→ Requirement: Nothing may be left out, so copy every entry exactly.

Material for this task section start

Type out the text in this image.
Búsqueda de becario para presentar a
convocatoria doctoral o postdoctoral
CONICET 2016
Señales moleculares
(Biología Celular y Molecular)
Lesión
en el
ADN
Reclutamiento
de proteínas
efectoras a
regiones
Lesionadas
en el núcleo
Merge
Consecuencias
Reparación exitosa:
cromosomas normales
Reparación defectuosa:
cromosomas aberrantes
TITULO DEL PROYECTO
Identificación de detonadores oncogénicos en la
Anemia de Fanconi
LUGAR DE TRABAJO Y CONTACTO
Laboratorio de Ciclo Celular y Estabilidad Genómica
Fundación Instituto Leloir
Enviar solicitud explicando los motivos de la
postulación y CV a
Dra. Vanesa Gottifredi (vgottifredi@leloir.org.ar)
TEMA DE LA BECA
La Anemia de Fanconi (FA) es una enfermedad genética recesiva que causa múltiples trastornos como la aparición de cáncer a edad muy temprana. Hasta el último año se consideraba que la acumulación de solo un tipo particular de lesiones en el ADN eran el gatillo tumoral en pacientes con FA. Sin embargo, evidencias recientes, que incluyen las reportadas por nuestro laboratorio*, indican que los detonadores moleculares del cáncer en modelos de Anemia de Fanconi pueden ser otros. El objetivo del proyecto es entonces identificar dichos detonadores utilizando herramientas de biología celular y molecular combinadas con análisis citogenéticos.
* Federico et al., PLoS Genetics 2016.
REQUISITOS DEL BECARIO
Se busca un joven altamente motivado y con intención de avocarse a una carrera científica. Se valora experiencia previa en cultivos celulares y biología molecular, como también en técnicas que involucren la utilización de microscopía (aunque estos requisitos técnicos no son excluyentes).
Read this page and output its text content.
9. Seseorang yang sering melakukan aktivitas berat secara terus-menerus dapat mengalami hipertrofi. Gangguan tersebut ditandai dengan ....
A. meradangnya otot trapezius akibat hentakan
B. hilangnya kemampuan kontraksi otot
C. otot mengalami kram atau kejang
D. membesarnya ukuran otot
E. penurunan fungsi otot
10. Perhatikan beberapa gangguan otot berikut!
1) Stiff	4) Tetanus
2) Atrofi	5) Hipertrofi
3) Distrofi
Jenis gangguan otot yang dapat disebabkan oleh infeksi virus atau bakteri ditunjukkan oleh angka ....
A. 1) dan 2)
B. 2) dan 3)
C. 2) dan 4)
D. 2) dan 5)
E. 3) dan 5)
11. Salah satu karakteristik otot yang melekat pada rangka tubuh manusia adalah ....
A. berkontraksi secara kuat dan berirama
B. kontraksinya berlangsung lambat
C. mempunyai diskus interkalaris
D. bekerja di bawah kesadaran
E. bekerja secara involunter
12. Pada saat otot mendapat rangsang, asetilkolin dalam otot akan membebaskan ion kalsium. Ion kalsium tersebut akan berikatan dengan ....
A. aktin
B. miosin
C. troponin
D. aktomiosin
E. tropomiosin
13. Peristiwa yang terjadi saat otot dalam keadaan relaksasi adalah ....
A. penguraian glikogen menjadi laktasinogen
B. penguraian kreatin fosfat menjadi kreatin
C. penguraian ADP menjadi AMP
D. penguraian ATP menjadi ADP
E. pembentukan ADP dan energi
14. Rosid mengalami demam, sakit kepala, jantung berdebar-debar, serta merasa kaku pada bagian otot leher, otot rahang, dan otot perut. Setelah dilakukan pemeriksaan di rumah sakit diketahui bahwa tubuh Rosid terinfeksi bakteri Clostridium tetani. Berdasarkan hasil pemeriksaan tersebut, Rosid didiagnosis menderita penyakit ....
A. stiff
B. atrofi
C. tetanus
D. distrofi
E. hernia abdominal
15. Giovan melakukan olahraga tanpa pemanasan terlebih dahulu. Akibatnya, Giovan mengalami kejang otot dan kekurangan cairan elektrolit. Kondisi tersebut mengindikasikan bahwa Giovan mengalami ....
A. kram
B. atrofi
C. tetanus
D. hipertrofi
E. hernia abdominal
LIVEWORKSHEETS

Material for this task section end

→ Solved exercise:
Type out the text in this image.
Búsqueda de becario para presentar a
convocatoria doctoral o postdoctoral
CONICET 2016
Señales moleculares
(Biología Celular y Molecular)
Lesión
en el
ADN
Reclutamiento
de proteínas
efectoras a
regiones
Lesionadas
en el núcleo
Merge
Consecuencias
Reparación exitosa:
cromosomas normales
Reparación defectuosa:
cromosomas aberrantes
TITULO DEL PROYECTO
Identificación de detonadores oncogénicos en la
Anemia de Fanconi
LUGAR DE TRABAJO Y CONTACTO
Laboratorio de Ciclo Celular y Estabilidad Genómica
Fundación Instituto Leloir
Enviar solicitud explicando los motivos de la
postulación y CV a
Dra. Vanesa Gottifredi (vgottifredi@leloir.org.ar)
TEMA DE LA BECA
La Anemia de Fanconi (FA) es una enfermedad genética recesiva que causa múltiples trastornos como la aparición de cáncer a edad muy temprana. Hasta el último año se consideraba que la acumulación de solo un tipo particular de lesiones en el ADN eran el gatillo tumoral en pacientes con FA. Sin embargo, evidencias recientes, que incluyen las reportadas por nuestro laboratorio*, indican que los detonadores moleculares del cáncer en modelos de Anemia de Fanconi pueden ser otros. El objetivo del proyecto es entonces identificar dichos detonadores utilizando herramientas de biología celular y molecular combinadas con análisis citogenéticos.
* Federico et al., PLoS Genetics 2016.
REQUISITOS DEL BECARIO
Se busca un joven altamente motivado y con intención de avocarse a una carrera científica. Se valora experiencia previa en cultivos celulares y biología molecular, como también en técnicas que involucren la utilización de microscopía (aunque estos requisitos técnicos no son excluyentes).
Read this page and output its text content.
9. Seseorang yang sering melakukan aktivitas berat secara terus-menerus dapat mengalami hipertrofi. Gangguan tersebut ditandai dengan ....
A. meradangnya otot trapezius akibat hentakan
B. hilangnya kemampuan kontraksi otot
C. otot mengalami kram atau kejang
D. membesarnya ukuran otot
E. penurunan fungsi otot
10. Perhatikan beberapa gangguan otot berikut!
1) Stiff	4) Tetanus
2) Atrofi	5) Hipertrofi
3) Distrofi
Jenis gangguan otot yang dapat disebabkan oleh infeksi virus atau bakteri ditunjukkan oleh angka ....
A. 1) dan 2)
B. 2) dan 3)
C. 2) dan 4)
D. 2) dan 5)
E. 3) dan 5)
11. Salah satu karakteristik otot yang melekat pada rangka tubuh manusia adalah ....
A. berkontraksi secara kuat dan berirama
B. kontraksinya berlangsung lambat
C. mempunyai diskus interkalaris
D. bekerja di bawah kesadaran
E. bekerja secara involunter
12. Pada saat otot mendapat rangsang, asetilkolin dalam otot akan membebaskan ion kalsium. Ion kalsium tersebut akan berikatan dengan ....
A. aktin
B. miosin
C. troponin
D. aktomiosin
E. tropomiosin
13. Peristiwa yang terjadi saat otot dalam keadaan relaksasi adalah ....
A. penguraian glikogen menjadi laktasinogen
B. penguraian kreatin fosfat menjadi kreatin
C. penguraian ADP menjadi AMP
D. penguraian ATP menjadi ADP
E. pembentukan ADP dan energi
14. Rosid mengalami demam, sakit kepala, jantung berdebar-debar, serta merasa kaku pada bagian otot leher, otot rahang, dan otot perut. Setelah dilakukan pemeriksaan di rumah sakit diketahui bahwa tubuh Rosid terinfeksi bakteri Clostridium tetani. Berdasarkan hasil pemeriksaan tersebut, Rosid didiagnosis menderita penyakit ....
A. stiff
B. atrofi
C. tetanus
D. distrofi
E. hernia abdominal
15. Giovan melakukan olahraga tanpa pemanasan terlebih dahulu. Akibatnya, Giovan mengalami kejang otot dan kekurangan cairan elektrolit. Kondisi tersebut mengindikasikan bahwa Giovan mengalami ....
A. kram
B. atrofi
C. tetanus
D. hipertrofi
E. hernia abdominal
LIVEWORKSHEETS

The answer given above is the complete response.